[start Material supplied]
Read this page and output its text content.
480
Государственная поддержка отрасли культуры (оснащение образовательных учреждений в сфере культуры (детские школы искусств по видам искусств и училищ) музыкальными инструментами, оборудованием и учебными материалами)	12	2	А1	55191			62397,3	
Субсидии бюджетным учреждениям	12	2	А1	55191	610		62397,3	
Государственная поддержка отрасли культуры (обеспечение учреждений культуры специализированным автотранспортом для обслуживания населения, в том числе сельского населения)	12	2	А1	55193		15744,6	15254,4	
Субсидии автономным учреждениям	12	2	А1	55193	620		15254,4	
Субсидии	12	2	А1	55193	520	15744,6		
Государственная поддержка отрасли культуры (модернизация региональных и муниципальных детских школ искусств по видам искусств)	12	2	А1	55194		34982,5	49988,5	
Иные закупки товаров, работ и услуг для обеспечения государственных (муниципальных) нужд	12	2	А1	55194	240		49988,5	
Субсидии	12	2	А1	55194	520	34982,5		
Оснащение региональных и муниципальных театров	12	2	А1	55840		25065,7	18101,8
[end Material supplied]
Find every line in the records above that holds the word "Субсидии", and copy each one.

Субсидии бюджетным учреждениям	12	2	А1	55191	610		62397,3	
Субсидии автономным учреждениям	12	2	А1	55193	620		15254,4	
Субсидии	12	2	А1	55193	520	15744,6		
Субсидии	12	2	А1	55194	520	34982,5		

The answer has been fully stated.